Set exercise: Restate the whole listing exactly.

Data extract:
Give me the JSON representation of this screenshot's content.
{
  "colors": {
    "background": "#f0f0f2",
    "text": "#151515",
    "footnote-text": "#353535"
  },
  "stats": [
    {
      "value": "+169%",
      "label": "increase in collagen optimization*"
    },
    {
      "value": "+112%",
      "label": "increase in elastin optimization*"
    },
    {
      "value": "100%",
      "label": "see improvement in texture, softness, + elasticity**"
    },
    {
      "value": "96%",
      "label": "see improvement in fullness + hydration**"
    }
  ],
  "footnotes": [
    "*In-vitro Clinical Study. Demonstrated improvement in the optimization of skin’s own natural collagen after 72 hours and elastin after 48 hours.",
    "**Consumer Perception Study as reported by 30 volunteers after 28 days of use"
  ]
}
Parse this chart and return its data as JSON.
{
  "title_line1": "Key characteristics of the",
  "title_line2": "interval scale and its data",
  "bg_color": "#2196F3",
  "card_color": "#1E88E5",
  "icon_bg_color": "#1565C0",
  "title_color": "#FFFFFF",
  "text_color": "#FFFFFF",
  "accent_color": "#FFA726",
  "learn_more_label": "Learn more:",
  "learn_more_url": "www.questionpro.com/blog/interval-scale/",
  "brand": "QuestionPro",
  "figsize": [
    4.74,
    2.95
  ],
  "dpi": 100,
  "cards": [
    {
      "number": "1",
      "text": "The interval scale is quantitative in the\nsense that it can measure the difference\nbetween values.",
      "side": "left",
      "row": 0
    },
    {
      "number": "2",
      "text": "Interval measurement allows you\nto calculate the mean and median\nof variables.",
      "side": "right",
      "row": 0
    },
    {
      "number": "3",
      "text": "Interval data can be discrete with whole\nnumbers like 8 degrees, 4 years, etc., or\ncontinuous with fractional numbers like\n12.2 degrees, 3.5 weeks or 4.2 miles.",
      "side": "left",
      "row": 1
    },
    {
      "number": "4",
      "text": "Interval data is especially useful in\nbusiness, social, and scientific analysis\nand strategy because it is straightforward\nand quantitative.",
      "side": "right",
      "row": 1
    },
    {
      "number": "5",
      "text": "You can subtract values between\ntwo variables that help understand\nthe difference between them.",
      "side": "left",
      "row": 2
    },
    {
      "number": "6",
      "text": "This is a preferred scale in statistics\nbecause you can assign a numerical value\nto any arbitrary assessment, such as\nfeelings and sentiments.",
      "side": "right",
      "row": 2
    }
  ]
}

Exercise result:
Give me the JSON representation of this screenshot's content.
{
  "colors": {
    "background": "#f0f0f2",
    "text": "#151515",
    "footnote-text": "#353535"
  },
  "stats": [
    {
      "value": "+169%",
      "label": "increase in collagen optimization*"
    },
    {
      "value": "+112%",
      "label": "increase in elastin optimization*"
    },
    {
      "value": "100%",
      "label": "see improvement in texture, softness, + elasticity**"
    },
    {
      "value": "96%",
      "label": "see improvement in fullness + hydration**"
    }
  ],
  "footnotes": [
    "*In-vitro Clinical Study. Demonstrated improvement in the optimization of skin’s own natural collagen after 72 hours and elastin after 48 hours.",
    "**Consumer Perception Study as reported by 30 volunteers after 28 days of use"
  ]
}
Parse this chart and return its data as JSON.
{
  "title_line1": "Key characteristics of the",
  "title_line2": "interval scale and its data",
  "bg_color": "#2196F3",
  "card_color": "#1E88E5",
  "icon_bg_color": "#1565C0",
  "title_color": "#FFFFFF",
  "text_color": "#FFFFFF",
  "accent_color": "#FFA726",
  "learn_more_label": "Learn more:",
  "learn_more_url": "www.questionpro.com/blog/interval-scale/",
  "brand": "QuestionPro",
  "figsize": [
    4.74,
    2.95
  ],
  "dpi": 100,
  "cards": [
    {
      "number": "1",
      "text": "The interval scale is quantitative in the\nsense that it can measure the difference\nbetween values.",
      "side": "left",
      "row": 0
    },
    {
      "number": "2",
      "text": "Interval measurement allows you\nto calculate the mean and median\nof variables.",
      "side": "right",
      "row": 0
    },
    {
      "number": "3",
      "text": "Interval data can be discrete with whole\nnumbers like 8 degrees, 4 years, etc., or\ncontinuous with fractional numbers like\n12.2 degrees, 3.5 weeks or 4.2 miles.",
      "side": "left",
      "row": 1
    },
    {
      "number": "4",
      "text": "Interval data is especially useful in\nbusiness, social, and scientific analysis\nand strategy because it is straightforward\nand quantitative.",
      "side": "right",
      "row": 1
    },
    {
      "number": "5",
      "text": "You can subtract values between\ntwo variables that help understand\nthe difference between them.",
      "side": "left",
      "row": 2
    },
    {
      "number": "6",
      "text": "This is a preferred scale in statistics\nbecause you can assign a numerical value\nto any arbitrary assessment, such as\nfeelings and sentiments.",
      "side": "right",
      "row": 2
    }
  ]
}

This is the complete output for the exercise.